━━━ Records provided

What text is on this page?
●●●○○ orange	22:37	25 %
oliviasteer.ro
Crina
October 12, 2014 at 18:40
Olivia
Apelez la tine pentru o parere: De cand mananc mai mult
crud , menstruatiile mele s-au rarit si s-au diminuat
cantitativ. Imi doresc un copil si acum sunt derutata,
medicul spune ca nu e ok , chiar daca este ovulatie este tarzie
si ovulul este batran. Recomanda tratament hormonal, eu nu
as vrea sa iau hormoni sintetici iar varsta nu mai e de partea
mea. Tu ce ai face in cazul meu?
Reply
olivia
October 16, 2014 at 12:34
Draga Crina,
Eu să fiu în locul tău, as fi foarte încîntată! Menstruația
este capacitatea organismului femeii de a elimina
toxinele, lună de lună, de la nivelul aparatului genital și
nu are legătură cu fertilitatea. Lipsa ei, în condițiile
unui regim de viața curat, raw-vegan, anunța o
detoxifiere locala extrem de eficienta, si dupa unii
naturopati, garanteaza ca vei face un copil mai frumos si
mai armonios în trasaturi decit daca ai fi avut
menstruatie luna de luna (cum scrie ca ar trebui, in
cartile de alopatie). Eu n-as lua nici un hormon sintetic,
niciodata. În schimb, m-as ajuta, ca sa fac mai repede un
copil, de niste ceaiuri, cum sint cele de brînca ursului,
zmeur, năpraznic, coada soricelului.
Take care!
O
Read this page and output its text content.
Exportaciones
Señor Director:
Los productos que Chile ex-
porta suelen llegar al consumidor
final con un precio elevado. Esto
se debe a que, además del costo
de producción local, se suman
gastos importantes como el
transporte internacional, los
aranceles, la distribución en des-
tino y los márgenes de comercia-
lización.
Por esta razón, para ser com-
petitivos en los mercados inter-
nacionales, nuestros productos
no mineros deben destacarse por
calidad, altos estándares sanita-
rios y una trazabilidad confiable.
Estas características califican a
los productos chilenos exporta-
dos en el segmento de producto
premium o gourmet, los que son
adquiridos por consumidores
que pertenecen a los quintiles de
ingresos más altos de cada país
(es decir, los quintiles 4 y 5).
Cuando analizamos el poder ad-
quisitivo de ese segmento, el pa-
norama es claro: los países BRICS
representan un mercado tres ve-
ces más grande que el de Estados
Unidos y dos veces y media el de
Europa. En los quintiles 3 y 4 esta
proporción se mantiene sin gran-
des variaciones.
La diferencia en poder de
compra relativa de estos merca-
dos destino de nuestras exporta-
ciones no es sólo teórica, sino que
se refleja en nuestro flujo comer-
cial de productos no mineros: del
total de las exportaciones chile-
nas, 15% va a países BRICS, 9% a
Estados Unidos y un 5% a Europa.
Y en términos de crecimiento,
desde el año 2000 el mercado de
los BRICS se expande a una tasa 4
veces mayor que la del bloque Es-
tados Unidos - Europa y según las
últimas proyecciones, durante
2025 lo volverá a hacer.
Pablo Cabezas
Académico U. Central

━━━━━━

What you will do: Go through the records above and copy each line exactly.

Response to the exercise:
What text is on this page?
●●●○○ orange	22:37	25 %
oliviasteer.ro
Crina
October 12, 2014 at 18:40
Olivia
Apelez la tine pentru o parere: De cand mananc mai mult
crud , menstruatiile mele s-au rarit si s-au diminuat
cantitativ. Imi doresc un copil si acum sunt derutata,
medicul spune ca nu e ok , chiar daca este ovulatie este tarzie
si ovulul este batran. Recomanda tratament hormonal, eu nu
as vrea sa iau hormoni sintetici iar varsta nu mai e de partea
mea. Tu ce ai face in cazul meu?
Reply
olivia
October 16, 2014 at 12:34
Draga Crina,
Eu să fiu în locul tău, as fi foarte încîntată! Menstruația
este capacitatea organismului femeii de a elimina
toxinele, lună de lună, de la nivelul aparatului genital și
nu are legătură cu fertilitatea. Lipsa ei, în condițiile
unui regim de viața curat, raw-vegan, anunța o
detoxifiere locala extrem de eficienta, si dupa unii
naturopati, garanteaza ca vei face un copil mai frumos si
mai armonios în trasaturi decit daca ai fi avut
menstruatie luna de luna (cum scrie ca ar trebui, in
cartile de alopatie). Eu n-as lua nici un hormon sintetic,
niciodata. În schimb, m-as ajuta, ca sa fac mai repede un
copil, de niste ceaiuri, cum sint cele de brînca ursului,
zmeur, năpraznic, coada soricelului.
Take care!
O
Read this page and output its text content.
Exportaciones
Señor Director:
Los productos que Chile ex-
porta suelen llegar al consumidor
final con un precio elevado. Esto
se debe a que, además del costo
de producción local, se suman
gastos importantes como el
transporte internacional, los
aranceles, la distribución en des-
tino y los márgenes de comercia-
lización.
Por esta razón, para ser com-
petitivos en los mercados inter-
nacionales, nuestros productos
no mineros deben destacarse por
calidad, altos estándares sanita-
rios y una trazabilidad confiable.
Estas características califican a
los productos chilenos exporta-
dos en el segmento de producto
premium o gourmet, los que son
adquiridos por consumidores
que pertenecen a los quintiles de
ingresos más altos de cada país
(es decir, los quintiles 4 y 5).
Cuando analizamos el poder ad-
quisitivo de ese segmento, el pa-
norama es claro: los países BRICS
representan un mercado tres ve-
ces más grande que el de Estados
Unidos y dos veces y media el de
Europa. En los quintiles 3 y 4 esta
proporción se mantiene sin gran-
des variaciones.
La diferencia en poder de
compra relativa de estos merca-
dos destino de nuestras exporta-
ciones no es sólo teórica, sino que
se refleja en nuestro flujo comer-
cial de productos no mineros: del
total de las exportaciones chile-
nas, 15% va a países BRICS, 9% a
Estados Unidos y un 5% a Europa.
Y en términos de crecimiento,
desde el año 2000 el mercado de
los BRICS se expande a una tasa 4
veces mayor que la del bloque Es-
tados Unidos - Europa y según las
últimas proyecciones, durante
2025 lo volverá a hacer.
Pablo Cabezas
Académico U. Central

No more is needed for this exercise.